Scan the data. Collect each line that contains the word "上海市开发区房屋租赁合同".

(Saved entries)
○ ○ ○ ○

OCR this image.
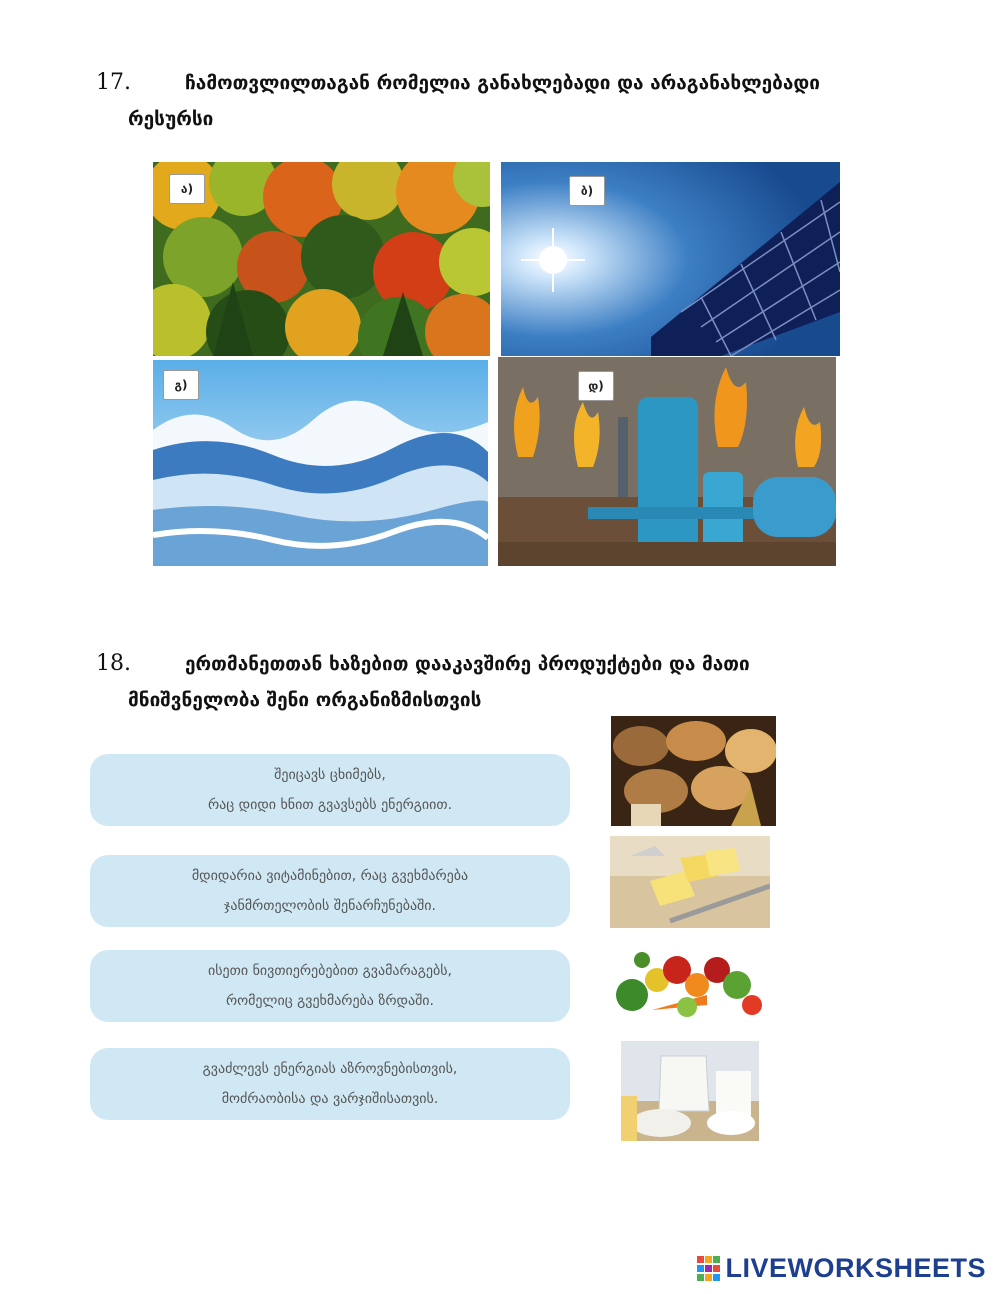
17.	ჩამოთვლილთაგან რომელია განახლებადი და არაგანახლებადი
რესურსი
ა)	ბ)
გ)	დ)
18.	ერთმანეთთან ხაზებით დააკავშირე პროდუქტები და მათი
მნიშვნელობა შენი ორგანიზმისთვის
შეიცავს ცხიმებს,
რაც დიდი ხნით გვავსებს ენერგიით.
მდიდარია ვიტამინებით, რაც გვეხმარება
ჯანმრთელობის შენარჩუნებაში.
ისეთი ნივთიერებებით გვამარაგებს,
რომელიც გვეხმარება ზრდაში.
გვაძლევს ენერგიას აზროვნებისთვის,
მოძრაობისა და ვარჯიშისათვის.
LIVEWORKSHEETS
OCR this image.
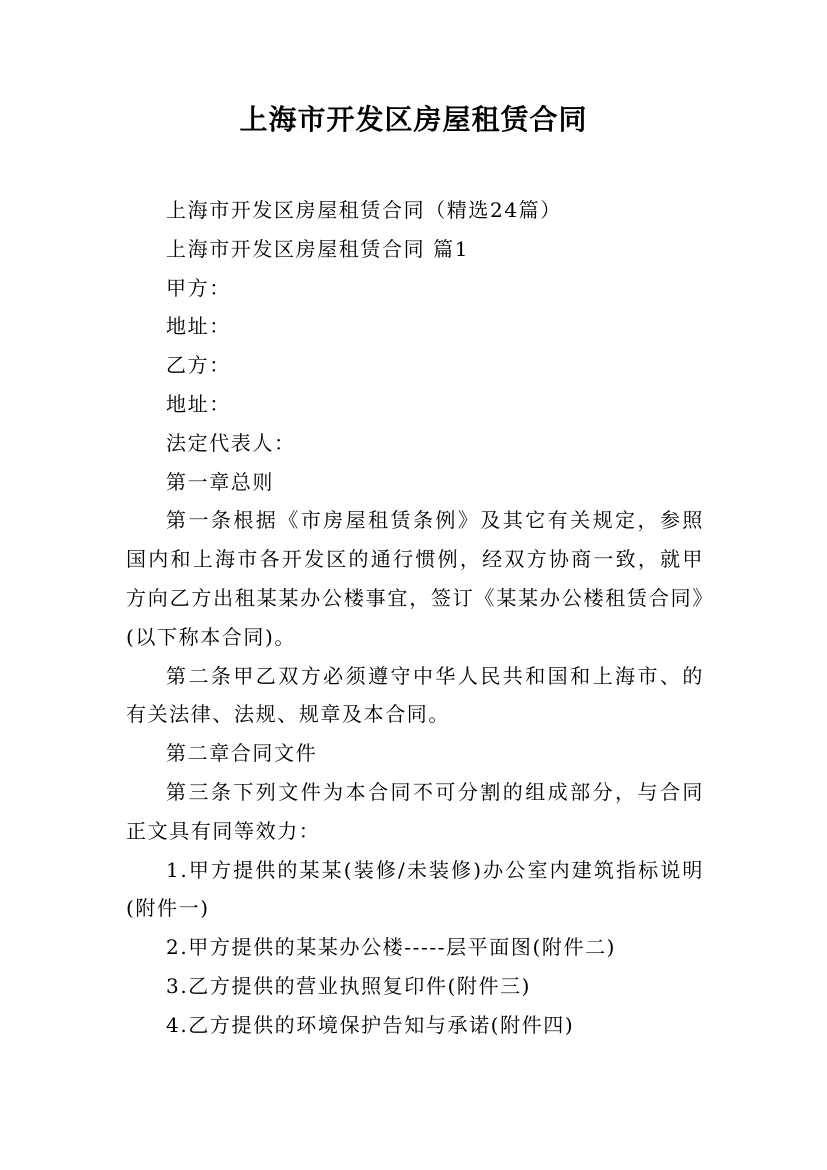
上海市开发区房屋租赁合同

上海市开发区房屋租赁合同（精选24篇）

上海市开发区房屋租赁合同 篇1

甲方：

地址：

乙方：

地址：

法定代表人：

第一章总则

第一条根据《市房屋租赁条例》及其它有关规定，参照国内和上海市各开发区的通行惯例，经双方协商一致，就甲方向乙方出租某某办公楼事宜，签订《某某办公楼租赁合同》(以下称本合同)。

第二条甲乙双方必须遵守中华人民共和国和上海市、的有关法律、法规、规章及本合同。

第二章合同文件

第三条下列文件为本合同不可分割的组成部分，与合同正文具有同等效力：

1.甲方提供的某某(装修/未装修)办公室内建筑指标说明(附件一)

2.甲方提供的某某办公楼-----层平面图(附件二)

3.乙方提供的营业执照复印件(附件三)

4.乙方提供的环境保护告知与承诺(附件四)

○ ○ ○ ○

Completed exercise —
上海市开发区房屋租赁合同
上海市开发区房屋租赁合同（精选24篇）
上海市开发区房屋租赁合同 篇1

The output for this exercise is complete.